-------- RECORDS TO USE
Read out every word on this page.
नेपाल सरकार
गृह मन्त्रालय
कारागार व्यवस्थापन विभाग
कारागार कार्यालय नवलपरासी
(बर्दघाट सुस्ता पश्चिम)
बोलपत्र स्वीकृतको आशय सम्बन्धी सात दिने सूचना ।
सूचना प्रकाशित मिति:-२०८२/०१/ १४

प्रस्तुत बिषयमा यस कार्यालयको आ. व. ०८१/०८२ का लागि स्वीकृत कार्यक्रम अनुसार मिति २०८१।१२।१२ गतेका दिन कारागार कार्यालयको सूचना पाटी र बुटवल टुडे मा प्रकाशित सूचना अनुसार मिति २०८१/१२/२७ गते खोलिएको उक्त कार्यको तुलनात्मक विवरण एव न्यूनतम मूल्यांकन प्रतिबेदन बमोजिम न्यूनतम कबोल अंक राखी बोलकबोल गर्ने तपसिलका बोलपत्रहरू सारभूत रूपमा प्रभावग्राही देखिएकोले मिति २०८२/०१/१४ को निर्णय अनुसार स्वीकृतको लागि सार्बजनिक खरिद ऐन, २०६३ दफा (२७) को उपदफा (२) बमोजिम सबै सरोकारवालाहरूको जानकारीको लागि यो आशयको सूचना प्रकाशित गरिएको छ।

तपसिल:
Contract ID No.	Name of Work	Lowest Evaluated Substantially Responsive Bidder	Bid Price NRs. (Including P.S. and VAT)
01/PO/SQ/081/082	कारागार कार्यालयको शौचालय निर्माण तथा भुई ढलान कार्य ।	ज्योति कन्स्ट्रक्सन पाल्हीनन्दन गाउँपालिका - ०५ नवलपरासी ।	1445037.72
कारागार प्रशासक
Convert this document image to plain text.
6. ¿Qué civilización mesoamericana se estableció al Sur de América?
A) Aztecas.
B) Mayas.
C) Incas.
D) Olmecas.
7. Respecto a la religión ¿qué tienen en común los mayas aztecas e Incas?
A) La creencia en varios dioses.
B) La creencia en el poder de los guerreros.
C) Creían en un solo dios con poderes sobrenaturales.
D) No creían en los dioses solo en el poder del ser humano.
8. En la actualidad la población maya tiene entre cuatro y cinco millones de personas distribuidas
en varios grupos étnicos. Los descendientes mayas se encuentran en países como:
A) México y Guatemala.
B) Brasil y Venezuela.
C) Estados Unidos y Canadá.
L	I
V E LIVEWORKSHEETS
----------------
* **REQUIREMENTS**
Copy out every line of the listing that includes the string "नवलपर".

* **SOLUTION**
कारागार कार्यालय नवलपरासी
01/PO/SQ/081/082	कारागार कार्यालयको शौचालय निर्माण तथा भुई ढलान कार्य ।	ज्योति कन्स्ट्रक्सन पाल्हीनन्दन गाउँपालिका - ०५ नवलपरासी ।	1445037.72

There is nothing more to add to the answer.